• **Problem statement**:
Tell me how many lines hold "JSON", please, using only the number.

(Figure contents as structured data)
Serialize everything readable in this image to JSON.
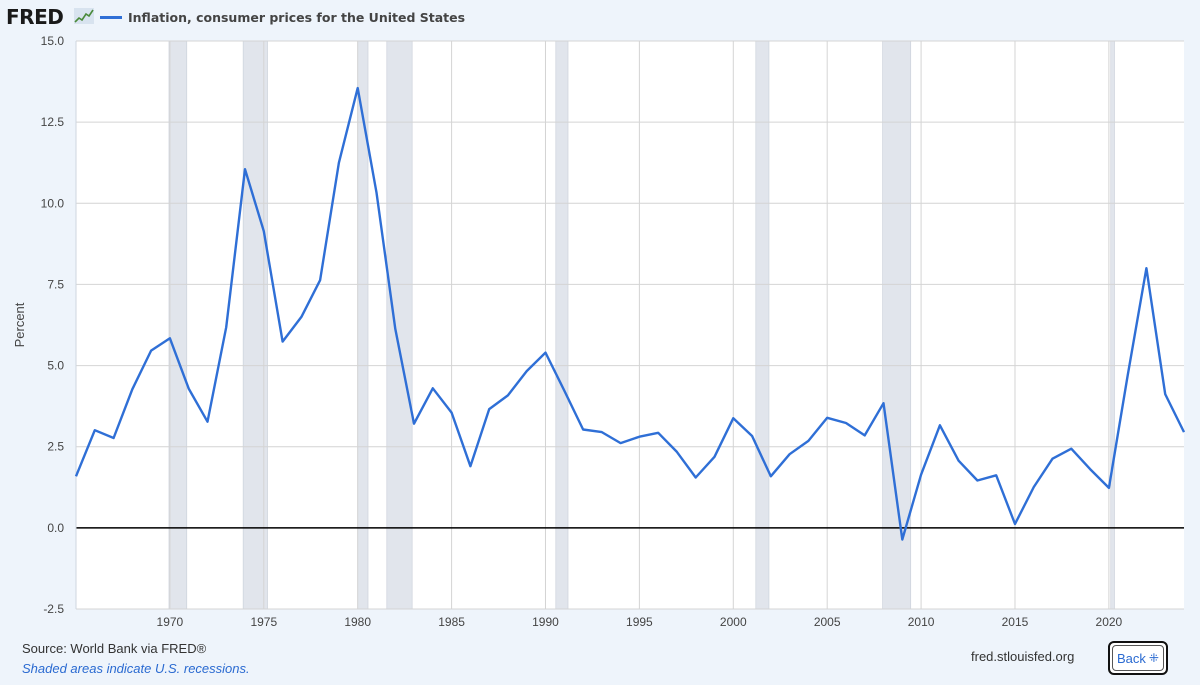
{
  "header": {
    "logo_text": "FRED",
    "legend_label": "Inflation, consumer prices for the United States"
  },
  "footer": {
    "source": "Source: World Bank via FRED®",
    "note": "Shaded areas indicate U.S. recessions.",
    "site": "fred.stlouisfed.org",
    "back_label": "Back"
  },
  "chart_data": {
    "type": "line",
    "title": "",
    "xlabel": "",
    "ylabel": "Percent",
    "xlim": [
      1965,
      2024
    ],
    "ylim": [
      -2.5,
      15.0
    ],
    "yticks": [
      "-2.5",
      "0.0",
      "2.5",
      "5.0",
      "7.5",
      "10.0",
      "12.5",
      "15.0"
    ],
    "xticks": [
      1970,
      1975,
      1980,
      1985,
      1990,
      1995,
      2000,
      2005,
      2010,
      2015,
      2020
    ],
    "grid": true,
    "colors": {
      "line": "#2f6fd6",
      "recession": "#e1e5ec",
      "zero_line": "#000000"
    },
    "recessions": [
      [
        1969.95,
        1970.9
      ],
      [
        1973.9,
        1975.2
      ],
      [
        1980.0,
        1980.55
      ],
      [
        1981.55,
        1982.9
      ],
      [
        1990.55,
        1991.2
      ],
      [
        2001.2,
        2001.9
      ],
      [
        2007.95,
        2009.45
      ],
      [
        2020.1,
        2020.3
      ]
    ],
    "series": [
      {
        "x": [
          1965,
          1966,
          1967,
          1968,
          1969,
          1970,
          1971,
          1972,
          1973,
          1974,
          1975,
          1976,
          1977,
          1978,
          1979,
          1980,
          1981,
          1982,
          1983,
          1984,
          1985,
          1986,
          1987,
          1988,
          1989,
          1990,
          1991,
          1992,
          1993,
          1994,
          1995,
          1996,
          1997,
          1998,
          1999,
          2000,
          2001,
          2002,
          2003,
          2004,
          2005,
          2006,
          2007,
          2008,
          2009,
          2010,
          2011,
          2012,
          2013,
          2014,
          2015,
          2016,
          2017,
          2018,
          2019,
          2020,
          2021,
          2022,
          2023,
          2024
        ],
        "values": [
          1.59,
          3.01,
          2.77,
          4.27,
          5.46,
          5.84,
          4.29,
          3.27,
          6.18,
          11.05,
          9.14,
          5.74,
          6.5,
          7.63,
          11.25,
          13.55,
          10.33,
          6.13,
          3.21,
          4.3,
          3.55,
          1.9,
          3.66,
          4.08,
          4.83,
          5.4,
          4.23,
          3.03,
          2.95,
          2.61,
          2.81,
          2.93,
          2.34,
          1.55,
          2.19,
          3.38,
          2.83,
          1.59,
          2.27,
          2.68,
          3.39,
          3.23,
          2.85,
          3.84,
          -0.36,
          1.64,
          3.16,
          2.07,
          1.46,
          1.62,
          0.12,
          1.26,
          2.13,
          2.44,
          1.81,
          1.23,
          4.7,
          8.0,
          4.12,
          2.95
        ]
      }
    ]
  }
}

---

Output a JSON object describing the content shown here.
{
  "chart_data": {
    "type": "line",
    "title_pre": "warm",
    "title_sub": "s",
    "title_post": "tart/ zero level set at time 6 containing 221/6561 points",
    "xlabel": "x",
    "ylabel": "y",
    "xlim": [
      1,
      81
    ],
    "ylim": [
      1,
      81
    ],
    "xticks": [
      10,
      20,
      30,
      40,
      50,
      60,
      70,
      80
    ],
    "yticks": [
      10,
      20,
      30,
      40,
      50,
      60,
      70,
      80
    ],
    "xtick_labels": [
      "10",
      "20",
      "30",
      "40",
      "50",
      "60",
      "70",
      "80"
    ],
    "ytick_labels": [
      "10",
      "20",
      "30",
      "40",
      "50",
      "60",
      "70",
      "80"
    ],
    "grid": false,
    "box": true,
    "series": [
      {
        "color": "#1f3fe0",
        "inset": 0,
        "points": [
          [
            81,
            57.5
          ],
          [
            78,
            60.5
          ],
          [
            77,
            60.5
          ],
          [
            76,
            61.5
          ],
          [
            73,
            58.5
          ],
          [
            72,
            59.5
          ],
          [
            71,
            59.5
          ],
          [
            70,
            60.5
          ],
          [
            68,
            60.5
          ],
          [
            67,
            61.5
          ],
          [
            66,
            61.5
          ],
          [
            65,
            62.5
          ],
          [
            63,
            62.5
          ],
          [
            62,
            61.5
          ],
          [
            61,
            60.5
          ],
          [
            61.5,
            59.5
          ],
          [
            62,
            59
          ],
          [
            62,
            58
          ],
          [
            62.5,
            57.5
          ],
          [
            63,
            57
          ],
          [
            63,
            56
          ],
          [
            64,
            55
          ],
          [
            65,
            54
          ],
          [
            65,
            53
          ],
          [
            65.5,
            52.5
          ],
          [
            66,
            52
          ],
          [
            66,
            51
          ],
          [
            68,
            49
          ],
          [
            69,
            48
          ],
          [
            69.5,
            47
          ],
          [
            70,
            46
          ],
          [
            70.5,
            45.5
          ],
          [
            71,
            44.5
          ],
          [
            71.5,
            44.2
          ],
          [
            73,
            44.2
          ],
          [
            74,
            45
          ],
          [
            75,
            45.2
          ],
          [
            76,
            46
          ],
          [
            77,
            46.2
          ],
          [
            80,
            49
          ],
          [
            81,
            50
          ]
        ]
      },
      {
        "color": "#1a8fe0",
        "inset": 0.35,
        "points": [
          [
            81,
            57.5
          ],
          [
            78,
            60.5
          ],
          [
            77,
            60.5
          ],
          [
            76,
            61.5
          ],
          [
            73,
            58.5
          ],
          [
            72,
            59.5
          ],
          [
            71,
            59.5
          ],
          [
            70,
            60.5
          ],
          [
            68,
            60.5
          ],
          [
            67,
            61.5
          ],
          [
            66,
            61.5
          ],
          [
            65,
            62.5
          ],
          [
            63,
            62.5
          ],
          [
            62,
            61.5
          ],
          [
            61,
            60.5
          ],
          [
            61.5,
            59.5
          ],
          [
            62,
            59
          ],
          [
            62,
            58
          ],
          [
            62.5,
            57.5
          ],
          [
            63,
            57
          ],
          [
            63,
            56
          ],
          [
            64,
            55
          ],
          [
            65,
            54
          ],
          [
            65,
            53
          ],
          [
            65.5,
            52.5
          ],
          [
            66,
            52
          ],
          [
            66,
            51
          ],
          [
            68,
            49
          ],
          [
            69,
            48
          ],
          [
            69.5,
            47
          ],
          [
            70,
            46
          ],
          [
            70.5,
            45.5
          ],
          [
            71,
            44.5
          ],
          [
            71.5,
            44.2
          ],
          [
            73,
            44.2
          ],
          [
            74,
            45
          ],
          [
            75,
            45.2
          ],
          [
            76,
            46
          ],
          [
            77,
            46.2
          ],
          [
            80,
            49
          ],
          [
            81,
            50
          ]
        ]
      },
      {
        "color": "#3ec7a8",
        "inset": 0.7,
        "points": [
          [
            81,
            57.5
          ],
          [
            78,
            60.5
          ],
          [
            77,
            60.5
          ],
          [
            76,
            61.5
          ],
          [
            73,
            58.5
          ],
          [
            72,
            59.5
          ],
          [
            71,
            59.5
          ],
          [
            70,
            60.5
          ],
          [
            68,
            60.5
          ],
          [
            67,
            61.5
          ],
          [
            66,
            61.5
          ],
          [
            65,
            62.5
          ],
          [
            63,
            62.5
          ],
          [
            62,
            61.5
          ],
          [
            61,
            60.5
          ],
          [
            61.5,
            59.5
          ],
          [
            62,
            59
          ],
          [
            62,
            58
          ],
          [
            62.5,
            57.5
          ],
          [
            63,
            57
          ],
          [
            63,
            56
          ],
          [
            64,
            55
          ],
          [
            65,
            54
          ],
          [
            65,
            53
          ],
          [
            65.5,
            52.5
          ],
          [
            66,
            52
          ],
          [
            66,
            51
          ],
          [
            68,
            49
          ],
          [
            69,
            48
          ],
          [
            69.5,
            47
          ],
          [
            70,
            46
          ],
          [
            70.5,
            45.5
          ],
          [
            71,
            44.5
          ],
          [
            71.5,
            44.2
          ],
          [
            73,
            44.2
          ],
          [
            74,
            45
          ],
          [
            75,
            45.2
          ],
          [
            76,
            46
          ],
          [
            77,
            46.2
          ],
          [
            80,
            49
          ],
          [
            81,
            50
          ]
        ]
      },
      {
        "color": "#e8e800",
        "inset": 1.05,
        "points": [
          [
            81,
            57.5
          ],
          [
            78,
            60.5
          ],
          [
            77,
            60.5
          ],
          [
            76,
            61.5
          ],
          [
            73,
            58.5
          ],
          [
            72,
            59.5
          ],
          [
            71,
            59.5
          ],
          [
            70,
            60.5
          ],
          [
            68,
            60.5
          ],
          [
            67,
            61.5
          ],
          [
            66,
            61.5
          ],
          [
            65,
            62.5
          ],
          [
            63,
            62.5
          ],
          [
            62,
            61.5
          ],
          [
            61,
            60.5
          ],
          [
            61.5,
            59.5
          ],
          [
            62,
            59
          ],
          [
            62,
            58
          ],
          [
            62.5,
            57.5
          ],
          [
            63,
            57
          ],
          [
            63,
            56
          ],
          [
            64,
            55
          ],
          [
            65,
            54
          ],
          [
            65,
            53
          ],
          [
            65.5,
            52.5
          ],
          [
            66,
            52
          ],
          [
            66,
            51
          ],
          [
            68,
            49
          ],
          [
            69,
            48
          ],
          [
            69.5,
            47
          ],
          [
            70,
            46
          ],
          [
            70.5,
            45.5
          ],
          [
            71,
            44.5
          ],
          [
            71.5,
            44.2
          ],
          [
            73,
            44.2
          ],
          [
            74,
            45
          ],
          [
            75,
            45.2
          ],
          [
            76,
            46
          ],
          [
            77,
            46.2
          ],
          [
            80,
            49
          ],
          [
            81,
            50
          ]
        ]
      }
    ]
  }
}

• **Solution to this task**:
2